*OBJECTIVE:* Each line below should be quoted exactly, please.

*DATA SHOWN:*
-- START --
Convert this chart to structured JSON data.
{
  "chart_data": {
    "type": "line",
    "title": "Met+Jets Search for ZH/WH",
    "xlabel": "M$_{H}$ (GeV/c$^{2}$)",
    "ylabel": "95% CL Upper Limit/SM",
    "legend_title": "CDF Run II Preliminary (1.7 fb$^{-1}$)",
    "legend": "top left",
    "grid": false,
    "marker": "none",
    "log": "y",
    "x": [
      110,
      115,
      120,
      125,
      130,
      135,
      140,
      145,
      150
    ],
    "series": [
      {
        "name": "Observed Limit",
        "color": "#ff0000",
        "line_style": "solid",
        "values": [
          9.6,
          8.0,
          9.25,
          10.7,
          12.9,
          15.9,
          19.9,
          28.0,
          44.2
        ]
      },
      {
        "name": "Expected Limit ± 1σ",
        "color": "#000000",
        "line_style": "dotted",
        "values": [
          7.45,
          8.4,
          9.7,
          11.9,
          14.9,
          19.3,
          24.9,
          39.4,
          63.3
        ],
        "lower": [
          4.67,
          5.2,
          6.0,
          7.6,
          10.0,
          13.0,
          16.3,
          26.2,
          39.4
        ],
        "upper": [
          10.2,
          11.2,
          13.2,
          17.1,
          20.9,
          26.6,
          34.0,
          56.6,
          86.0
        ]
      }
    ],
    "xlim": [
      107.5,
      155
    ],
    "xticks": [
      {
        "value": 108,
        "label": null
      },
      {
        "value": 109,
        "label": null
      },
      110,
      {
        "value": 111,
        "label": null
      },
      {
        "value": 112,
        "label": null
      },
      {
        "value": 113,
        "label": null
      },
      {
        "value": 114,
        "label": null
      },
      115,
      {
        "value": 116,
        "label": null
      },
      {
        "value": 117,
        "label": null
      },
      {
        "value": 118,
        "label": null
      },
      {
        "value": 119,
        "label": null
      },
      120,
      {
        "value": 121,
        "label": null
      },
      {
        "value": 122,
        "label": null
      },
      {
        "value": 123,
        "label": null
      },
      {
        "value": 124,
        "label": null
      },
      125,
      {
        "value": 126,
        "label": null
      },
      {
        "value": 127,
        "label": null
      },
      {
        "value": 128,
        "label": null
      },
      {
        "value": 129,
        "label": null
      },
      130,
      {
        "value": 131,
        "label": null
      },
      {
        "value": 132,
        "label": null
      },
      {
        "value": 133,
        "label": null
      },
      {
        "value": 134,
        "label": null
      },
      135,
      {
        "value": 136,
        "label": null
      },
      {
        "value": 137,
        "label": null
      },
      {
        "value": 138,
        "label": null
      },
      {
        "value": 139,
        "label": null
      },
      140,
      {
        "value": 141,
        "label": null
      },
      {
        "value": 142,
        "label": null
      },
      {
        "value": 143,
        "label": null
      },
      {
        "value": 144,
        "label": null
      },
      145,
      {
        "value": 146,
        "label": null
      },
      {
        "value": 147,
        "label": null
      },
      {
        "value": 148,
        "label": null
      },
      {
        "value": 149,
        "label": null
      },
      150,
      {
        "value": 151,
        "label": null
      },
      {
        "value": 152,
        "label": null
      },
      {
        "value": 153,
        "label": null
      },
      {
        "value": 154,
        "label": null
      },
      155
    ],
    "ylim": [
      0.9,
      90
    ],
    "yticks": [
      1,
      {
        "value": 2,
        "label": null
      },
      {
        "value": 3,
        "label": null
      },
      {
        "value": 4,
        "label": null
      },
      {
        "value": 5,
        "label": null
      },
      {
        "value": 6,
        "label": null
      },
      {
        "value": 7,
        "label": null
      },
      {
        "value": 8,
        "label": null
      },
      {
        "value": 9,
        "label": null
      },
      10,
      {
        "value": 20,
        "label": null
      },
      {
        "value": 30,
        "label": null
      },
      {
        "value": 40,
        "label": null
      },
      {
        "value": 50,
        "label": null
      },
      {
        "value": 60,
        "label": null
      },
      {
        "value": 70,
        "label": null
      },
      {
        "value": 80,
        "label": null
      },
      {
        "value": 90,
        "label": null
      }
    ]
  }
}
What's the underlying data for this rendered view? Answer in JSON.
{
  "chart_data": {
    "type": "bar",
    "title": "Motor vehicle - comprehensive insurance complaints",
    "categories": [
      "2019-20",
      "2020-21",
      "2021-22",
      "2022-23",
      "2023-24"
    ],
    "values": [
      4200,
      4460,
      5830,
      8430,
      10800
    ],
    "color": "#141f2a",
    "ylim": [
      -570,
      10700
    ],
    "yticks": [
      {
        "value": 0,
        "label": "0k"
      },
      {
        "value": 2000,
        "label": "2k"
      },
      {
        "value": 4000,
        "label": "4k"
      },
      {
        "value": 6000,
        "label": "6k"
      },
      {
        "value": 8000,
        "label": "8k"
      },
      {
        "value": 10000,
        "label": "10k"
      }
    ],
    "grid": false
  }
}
-- END --
*FINISHED ANSWER:*
Convert this chart to structured JSON data.
{
  "chart_data": {
    "type": "line",
    "title": "Met+Jets Search for ZH/WH",
    "xlabel": "M$_{H}$ (GeV/c$^{2}$)",
    "ylabel": "95% CL Upper Limit/SM",
    "legend_title": "CDF Run II Preliminary (1.7 fb$^{-1}$)",
    "legend": "top left",
    "grid": false,
    "marker": "none",
    "log": "y",
    "x": [
      110,
      115,
      120,
      125,
      130,
      135,
      140,
      145,
      150
    ],
    "series": [
      {
        "name": "Observed Limit",
        "color": "#ff0000",
        "line_style": "solid",
        "values": [
          9.6,
          8.0,
          9.25,
          10.7,
          12.9,
          15.9,
          19.9,
          28.0,
          44.2
        ]
      },
      {
        "name": "Expected Limit ± 1σ",
        "color": "#000000",
        "line_style": "dotted",
        "values": [
          7.45,
          8.4,
          9.7,
          11.9,
          14.9,
          19.3,
          24.9,
          39.4,
          63.3
        ],
        "lower": [
          4.67,
          5.2,
          6.0,
          7.6,
          10.0,
          13.0,
          16.3,
          26.2,
          39.4
        ],
        "upper": [
          10.2,
          11.2,
          13.2,
          17.1,
          20.9,
          26.6,
          34.0,
          56.6,
          86.0
        ]
      }
    ],
    "xlim": [
      107.5,
      155
    ],
    "xticks": [
      {
        "value": 108,
        "label": null
      },
      {
        "value": 109,
        "label": null
      },
      110,
      {
        "value": 111,
        "label": null
      },
      {
        "value": 112,
        "label": null
      },
      {
        "value": 113,
        "label": null
      },
      {
        "value": 114,
        "label": null
      },
      115,
      {
        "value": 116,
        "label": null
      },
      {
        "value": 117,
        "label": null
      },
      {
        "value": 118,
        "label": null
      },
      {
        "value": 119,
        "label": null
      },
      120,
      {
        "value": 121,
        "label": null
      },
      {
        "value": 122,
        "label": null
      },
      {
        "value": 123,
        "label": null
      },
      {
        "value": 124,
        "label": null
      },
      125,
      {
        "value": 126,
        "label": null
      },
      {
        "value": 127,
        "label": null
      },
      {
        "value": 128,
        "label": null
      },
      {
        "value": 129,
        "label": null
      },
      130,
      {
        "value": 131,
        "label": null
      },
      {
        "value": 132,
        "label": null
      },
      {
        "value": 133,
        "label": null
      },
      {
        "value": 134,
        "label": null
      },
      135,
      {
        "value": 136,
        "label": null
      },
      {
        "value": 137,
        "label": null
      },
      {
        "value": 138,
        "label": null
      },
      {
        "value": 139,
        "label": null
      },
      140,
      {
        "value": 141,
        "label": null
      },
      {
        "value": 142,
        "label": null
      },
      {
        "value": 143,
        "label": null
      },
      {
        "value": 144,
        "label": null
      },
      145,
      {
        "value": 146,
        "label": null
      },
      {
        "value": 147,
        "label": null
      },
      {
        "value": 148,
        "label": null
      },
      {
        "value": 149,
        "label": null
      },
      150,
      {
        "value": 151,
        "label": null
      },
      {
        "value": 152,
        "label": null
      },
      {
        "value": 153,
        "label": null
      },
      {
        "value": 154,
        "label": null
      },
      155
    ],
    "ylim": [
      0.9,
      90
    ],
    "yticks": [
      1,
      {
        "value": 2,
        "label": null
      },
      {
        "value": 3,
        "label": null
      },
      {
        "value": 4,
        "label": null
      },
      {
        "value": 5,
        "label": null
      },
      {
        "value": 6,
        "label": null
      },
      {
        "value": 7,
        "label": null
      },
      {
        "value": 8,
        "label": null
      },
      {
        "value": 9,
        "label": null
      },
      10,
      {
        "value": 20,
        "label": null
      },
      {
        "value": 30,
        "label": null
      },
      {
        "value": 40,
        "label": null
      },
      {
        "value": 50,
        "label": null
      },
      {
        "value": 60,
        "label": null
      },
      {
        "value": 70,
        "label": null
      },
      {
        "value": 80,
        "label": null
      },
      {
        "value": 90,
        "label": null
      }
    ]
  }
}
What's the underlying data for this rendered view? Answer in JSON.
{
  "chart_data": {
    "type": "bar",
    "title": "Motor vehicle - comprehensive insurance complaints",
    "categories": [
      "2019-20",
      "2020-21",
      "2021-22",
      "2022-23",
      "2023-24"
    ],
    "values": [
      4200,
      4460,
      5830,
      8430,
      10800
    ],
    "color": "#141f2a",
    "ylim": [
      -570,
      10700
    ],
    "yticks": [
      {
        "value": 0,
        "label": "0k"
      },
      {
        "value": 2000,
        "label": "2k"
      },
      {
        "value": 4000,
        "label": "4k"
      },
      {
        "value": 6000,
        "label": "6k"
      },
      {
        "value": 8000,
        "label": "8k"
      },
      {
        "value": 10000,
        "label": "10k"
      }
    ],
    "grid": false
  }
}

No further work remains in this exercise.